--- Begin ---

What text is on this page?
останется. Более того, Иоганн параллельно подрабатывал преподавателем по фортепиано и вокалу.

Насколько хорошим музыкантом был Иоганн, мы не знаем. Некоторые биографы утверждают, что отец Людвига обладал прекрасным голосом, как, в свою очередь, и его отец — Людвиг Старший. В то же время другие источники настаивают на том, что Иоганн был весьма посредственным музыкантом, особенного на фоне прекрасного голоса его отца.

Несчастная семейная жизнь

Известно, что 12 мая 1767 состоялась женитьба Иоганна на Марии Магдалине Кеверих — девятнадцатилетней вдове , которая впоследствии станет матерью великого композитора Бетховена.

--- End ---

Prompt: Restate the data above exactly, keeping each word as it stands.

The response:
What text is on this page?
останется. Более того, Иоганн параллельно подрабатывал преподавателем по фортепиано и вокалу.

Насколько хорошим музыкантом был Иоганн, мы не знаем. Некоторые биографы утверждают, что отец Людвига обладал прекрасным голосом, как, в свою очередь, и его отец — Людвиг Старший. В то же время другие источники настаивают на том, что Иоганн был весьма посредственным музыкантом, особенного на фоне прекрасного голоса его отца.

Несчастная семейная жизнь

Известно, что 12 мая 1767 состоялась женитьба Иоганна на Марии Магдалине Кеверих — девятнадцатилетней вдове , которая впоследствии станет матерью великого композитора Бетховена.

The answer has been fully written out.